### What to work on
Set down the lines below word for word, starting at the line that contains "x-tick-label: 00Z bbox=[635, 686, 664, 704]" and ending at the line that contains "y-tick-label-left: 0.25 bbox=[143, 353, 176, 371]", with both of those lines included.
-- Start of Information shown --
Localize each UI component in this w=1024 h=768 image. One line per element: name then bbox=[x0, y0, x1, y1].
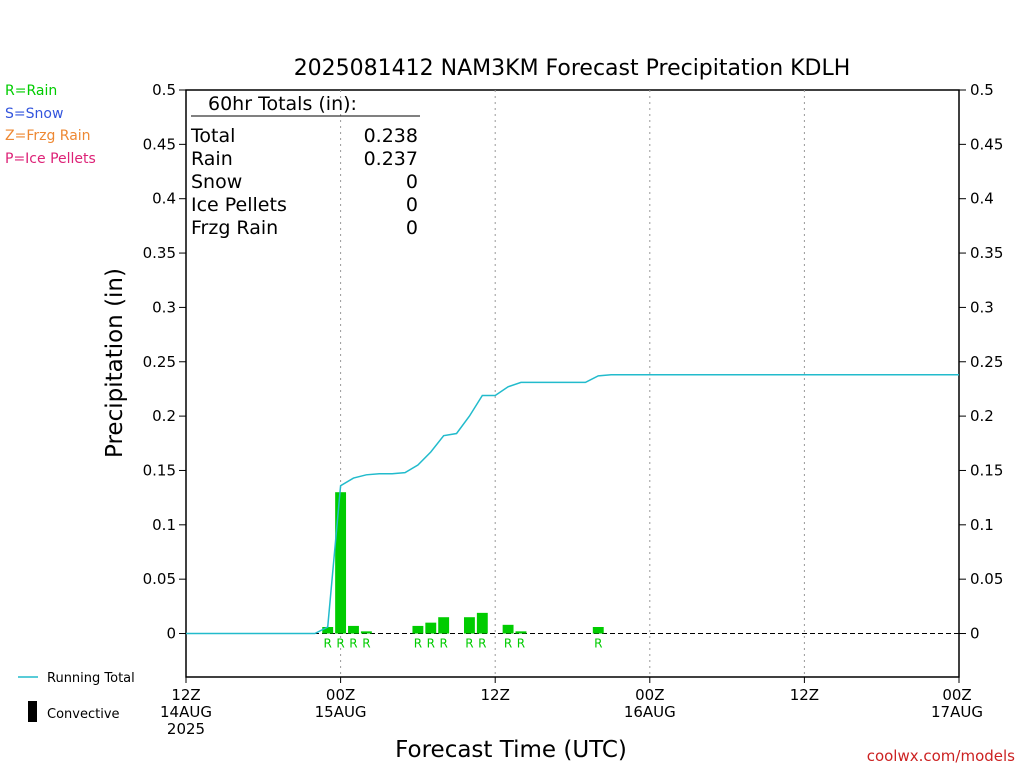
x-tick-label: 00Z bbox=[635, 686, 664, 704]
y-tick-label-right: 0.5 bbox=[970, 81, 994, 99]
x-axis-title: Forecast Time (UTC) bbox=[395, 737, 627, 763]
y-tick-label-left: 0.05 bbox=[143, 570, 176, 588]
totals-header: 60hr Totals (in): bbox=[208, 93, 357, 115]
x-tick-label: 15AUG bbox=[315, 703, 367, 721]
running-total-legend-label: Running Total bbox=[47, 671, 135, 686]
x-tick-label: 14AUG bbox=[160, 703, 212, 721]
precip-bar bbox=[463, 617, 475, 634]
ptype-label: R bbox=[594, 637, 602, 651]
legend-ice-pellets: P=Ice Pellets bbox=[5, 151, 96, 167]
totals-value-total: 0.238 bbox=[364, 125, 418, 147]
y-tick-label-left: 0.25 bbox=[143, 353, 176, 371]
ptype-label: R bbox=[439, 637, 447, 651]
legend-snow: S=Snow bbox=[5, 106, 63, 122]
ptype-label: R bbox=[324, 637, 332, 651]
y-axis-title: Precipitation (in) bbox=[102, 268, 128, 458]
x-tick-label: 00Z bbox=[326, 686, 355, 704]
x-tick-label: 12Z bbox=[171, 686, 200, 704]
plot-frame bbox=[185, 89, 960, 678]
y-tick-label-right: 0.25 bbox=[970, 353, 1003, 371]
ptype-legend: R=Rain S=Snow Z=Frzg Rain P=Ice Pellets bbox=[5, 83, 96, 167]
ptype-label: R bbox=[362, 637, 370, 651]
ptype-label: R bbox=[336, 637, 344, 651]
running-total-layer bbox=[186, 374, 959, 635]
y-tick-label-left: 0 bbox=[166, 625, 176, 643]
precip-bar bbox=[515, 631, 527, 634]
y-tick-label-left: 0.5 bbox=[152, 81, 176, 99]
precip-bar bbox=[335, 492, 347, 634]
convective-legend-swatch bbox=[28, 701, 37, 722]
y-tick-label-right: 0.3 bbox=[970, 298, 994, 316]
ptype-label: R bbox=[517, 637, 525, 651]
y-axis-left: 0 0.05 0.1 0.15 0.2 0.25 0.3 0.35 0.4 0.45 0.5 bbox=[143, 81, 186, 643]
y-tick-label-right: 0.05 bbox=[970, 570, 1003, 588]
ptype-label: R bbox=[478, 637, 486, 651]
y-axis-right: 0 0.05 0.1 0.15 0.2 0.25 0.3 0.35 0.4 0.45 0.5 bbox=[959, 81, 1003, 643]
precip-bar bbox=[360, 631, 372, 634]
credit-link[interactable]: coolwx.com/models bbox=[867, 747, 1015, 765]
y-tick-label-right: 0.35 bbox=[970, 244, 1003, 262]
precip-bar bbox=[502, 624, 514, 634]
totals-value-rain: 0.237 bbox=[364, 148, 418, 170]
bars-layer bbox=[322, 492, 604, 634]
ptype-label: R bbox=[349, 637, 357, 651]
totals-label-rain: Rain bbox=[191, 148, 233, 170]
y-tick-label-left: 0.4 bbox=[152, 190, 176, 208]
y-tick-label-right: 0.4 bbox=[970, 190, 994, 208]
ptype-label: R bbox=[504, 637, 512, 651]
totals-label-total: Total bbox=[190, 125, 235, 147]
y-tick-label-right: 0.45 bbox=[970, 135, 1003, 153]
totals-label-snow: Snow bbox=[191, 171, 242, 193]
y-tick-label-left: 0.35 bbox=[143, 244, 176, 262]
convective-legend-label: Convective bbox=[47, 707, 120, 722]
totals-label-ice-pellets: Ice Pellets bbox=[191, 194, 287, 216]
totals-label-frzg-rain: Frzg Rain bbox=[191, 217, 278, 239]
precip-bar bbox=[348, 625, 359, 634]
precip-bar bbox=[412, 625, 424, 634]
y-tick-label-left: 0.1 bbox=[152, 516, 176, 534]
y-tick-label-right: 0.15 bbox=[970, 461, 1003, 479]
legend-rain: R=Rain bbox=[5, 83, 57, 99]
y-tick-label-left: 0.2 bbox=[152, 407, 176, 425]
x-tick-label: 00Z bbox=[942, 686, 971, 704]
precip-bar bbox=[322, 626, 334, 634]
ptype-label: R bbox=[465, 637, 473, 651]
x-tick-label: 17AUG bbox=[931, 703, 983, 721]
precip-bar bbox=[476, 612, 488, 634]
grid-layer bbox=[186, 90, 959, 677]
totals-value-ice-pellets: 0 bbox=[406, 194, 418, 216]
y-tick-label-right: 0 bbox=[970, 625, 980, 643]
chart-title: 2025081412 NAM3KM Forecast Precipitation… bbox=[294, 56, 851, 81]
ptype-label: R bbox=[414, 637, 422, 651]
x-tick-label: 16AUG bbox=[624, 703, 676, 721]
precip-bar bbox=[425, 622, 437, 634]
y-tick-label-left: 0.15 bbox=[143, 461, 176, 479]
totals-box: 60hr Totals (in): Total 0.238 Rain 0.237… bbox=[190, 93, 420, 239]
totals-value-snow: 0 bbox=[406, 171, 418, 193]
totals-value-frzg-rain: 0 bbox=[406, 217, 418, 239]
y-tick-label-right: 0.1 bbox=[970, 516, 994, 534]
precip-bar bbox=[592, 626, 604, 634]
y-tick-label-left: 0.45 bbox=[143, 135, 176, 153]
ptype-label: R bbox=[427, 637, 435, 651]
x-tick-label: 12Z bbox=[481, 686, 510, 704]
legend-frzg-rain: Z=Frzg Rain bbox=[5, 128, 91, 144]
x-tick-label: 12Z bbox=[790, 686, 819, 704]
running-total-line bbox=[186, 374, 959, 635]
y-tick-label-left: 0.3 bbox=[152, 298, 176, 316]
bottom-legend: Running Total Convective bbox=[18, 671, 135, 722]
x-tick-label: 2025 bbox=[167, 720, 205, 738]
precip-bar bbox=[438, 617, 450, 634]
y-tick-label-right: 0.2 bbox=[970, 407, 994, 425]
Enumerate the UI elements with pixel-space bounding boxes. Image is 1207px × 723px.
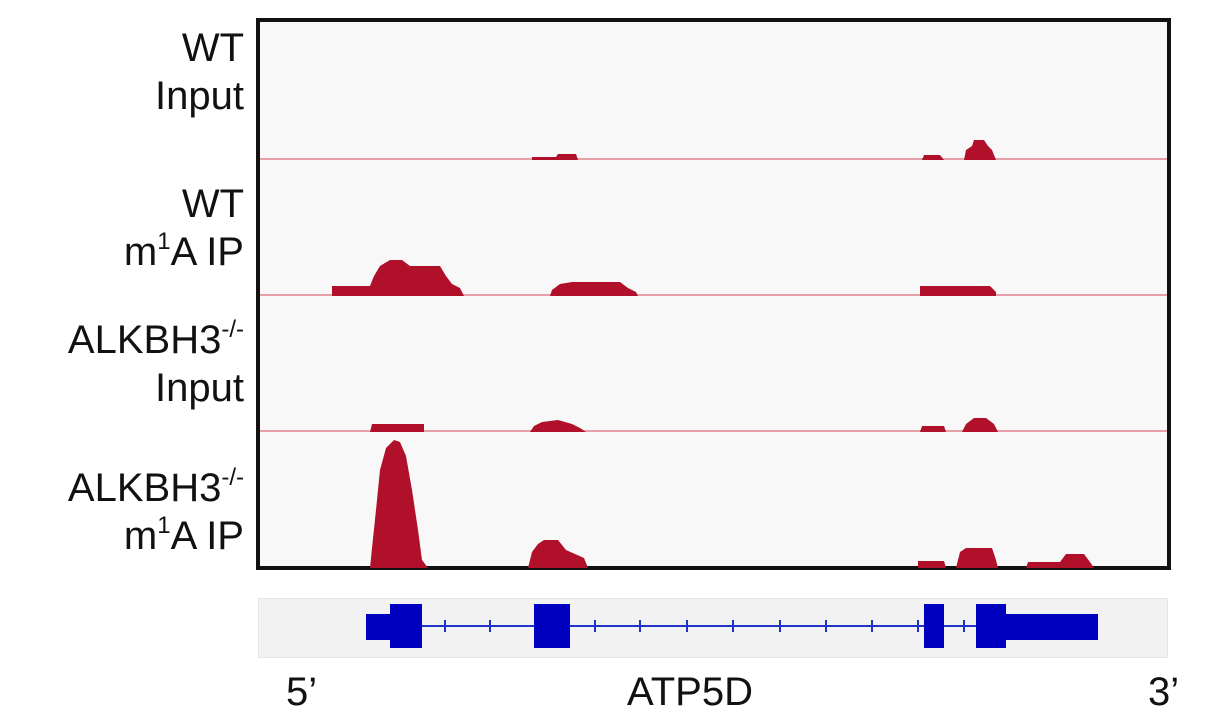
-- End of Information shown --
### Answer below
x-tick-label: 00Z bbox=[635, 686, 664, 704]
y-tick-label-right: 0.5 bbox=[970, 81, 994, 99]
x-axis-title: Forecast Time (UTC) bbox=[395, 737, 627, 763]
y-tick-label-left: 0.05 bbox=[143, 570, 176, 588]
totals-header: 60hr Totals (in): bbox=[208, 93, 357, 115]
x-tick-label: 15AUG bbox=[315, 703, 367, 721]
running-total-legend-label: Running Total bbox=[47, 671, 135, 686]
x-tick-label: 14AUG bbox=[160, 703, 212, 721]
precip-bar bbox=[463, 617, 475, 634]
ptype-label: R bbox=[594, 637, 602, 651]
legend-ice-pellets: P=Ice Pellets bbox=[5, 151, 96, 167]
totals-value-total: 0.238 bbox=[364, 125, 418, 147]
y-tick-label-left: 0.25 bbox=[143, 353, 176, 371]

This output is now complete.